## [EXERCISE DIRECTIONS]
Show only lines that include "лица".
<<<<
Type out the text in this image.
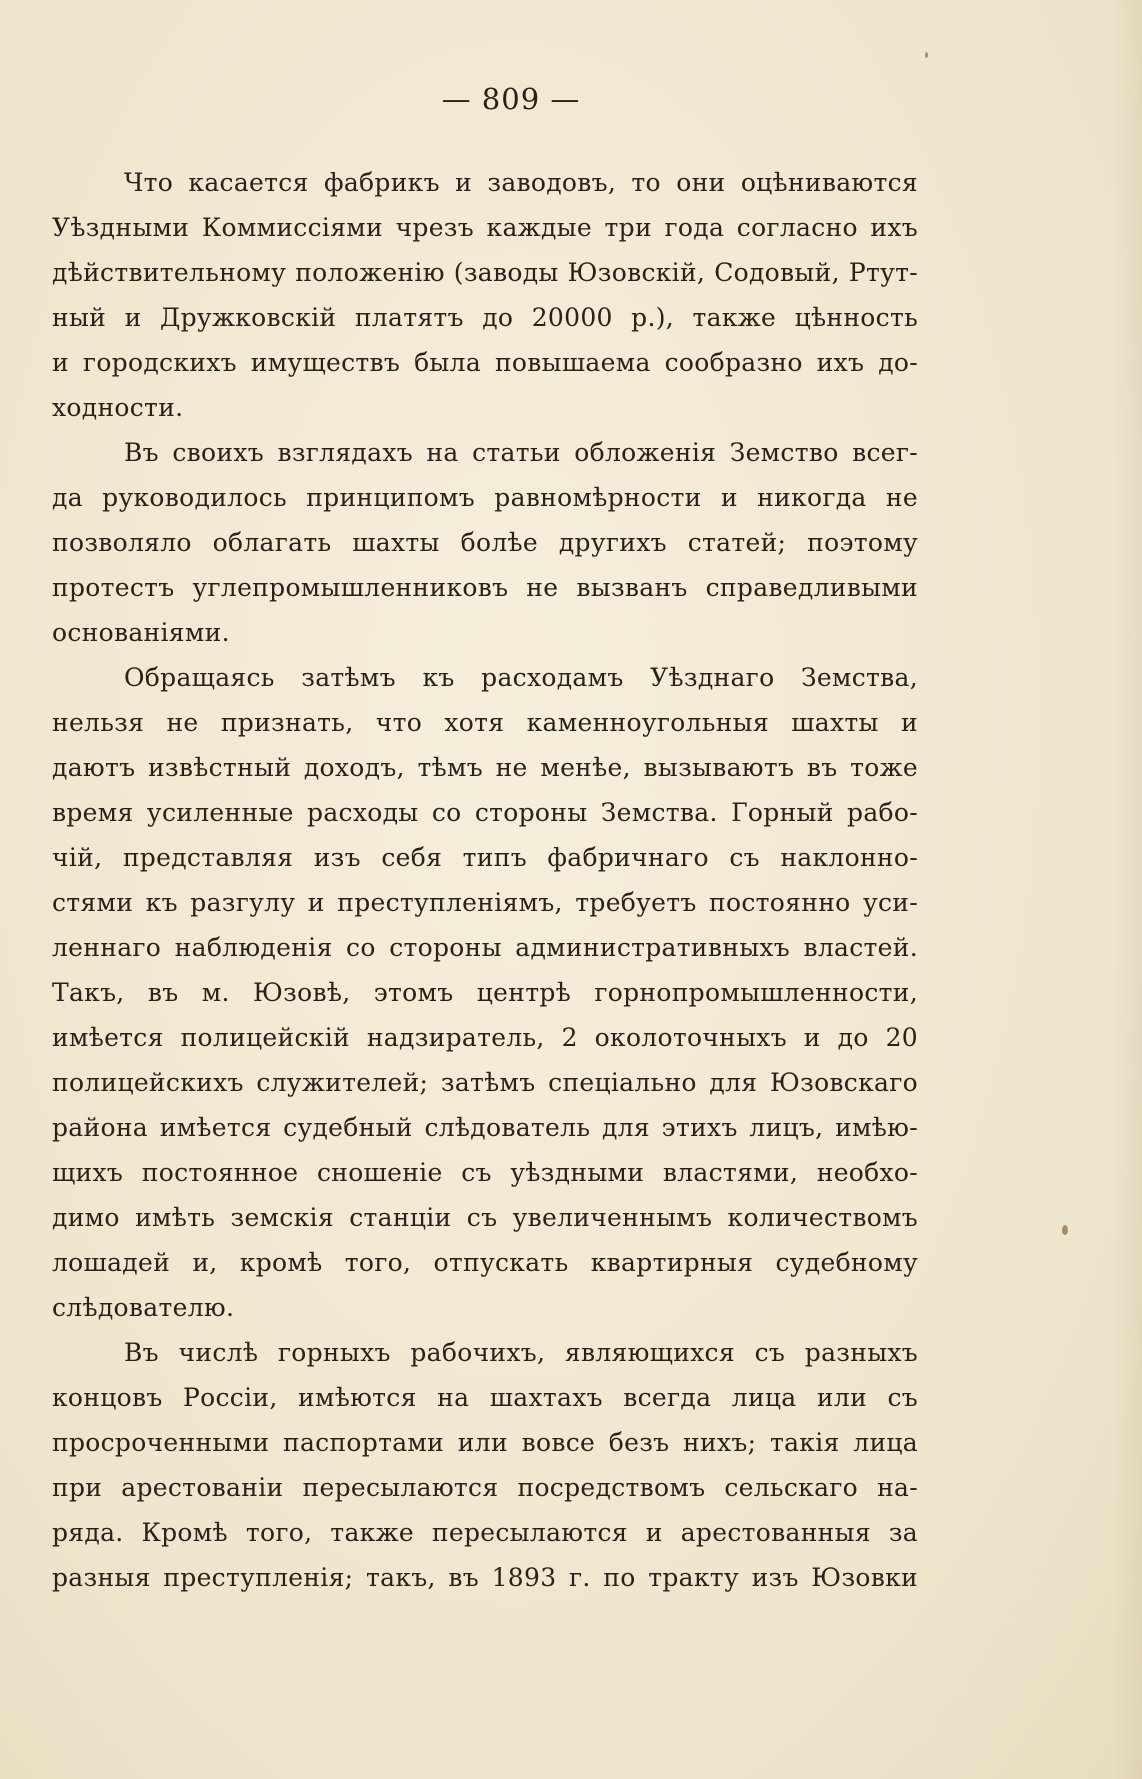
— 809 —
Что касается фабрикъ и заводовъ, то они оцѣниваются
Уѣздными Коммиссіями чрезъ каждые три года согласно ихъ
дѣйствительному положенію (заводы Юзовскій, Содовый, Ртут-
ный и Дружковскій платятъ до 20000 р.), также цѣнность
и городскихъ имуществъ была повышаема сообразно ихъ до-
ходности.
Въ своихъ взглядахъ на статьи обложенія Земство всег-
да руководилось принципомъ равномѣрности и никогда не
позволяло облагать шахты болѣе другихъ статей; поэтому
протестъ углепромышленниковъ не вызванъ справедливыми
основаніями.
Обращаясь затѣмъ къ расходамъ Уѣзднаго Земства,
нельзя не признать, что хотя каменноугольныя шахты и
даютъ извѣстный доходъ, тѣмъ не менѣе, вызываютъ въ тоже
время усиленные расходы со стороны Земства. Горный рабо-
чій, представляя изъ себя типъ фабричнаго съ наклонно-
стями къ разгулу и преступленіямъ, требуетъ постоянно уси-
леннаго наблюденія со стороны административныхъ властей.
Такъ, въ м. Юзовѣ, этомъ центрѣ горнопромышленности,
имѣется полицейскій надзиратель, 2 околоточныхъ и до 20
полицейскихъ служителей; затѣмъ спеціально для Юзовскаго
района имѣется судебный слѣдователь для этихъ лицъ, имѣю-
щихъ постоянное сношеніе съ уѣздными властями, необхо-
димо имѣть земскія станціи съ увеличеннымъ количествомъ
лошадей и, кромѣ того, отпускать квартирныя судебному
слѣдователю.
Въ числѣ горныхъ рабочихъ, являющихся съ разныхъ
концовъ Россіи, имѣются на шахтахъ всегда лица или съ
просроченными паспортами или вовсе безъ нихъ; такія лица
при арестованіи пересылаются посредствомъ сельскаго на-
ряда. Кромѣ того, также пересылаются и арестованныя за
разныя преступленія; такъ, въ 1893 г. по тракту изъ Юзовки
>>>>
## [RIGHT ANSWER]
концовъ Россіи, имѣются на шахтахъ всегда лица или съ
просроченными паспортами или вовсе безъ нихъ; такія лица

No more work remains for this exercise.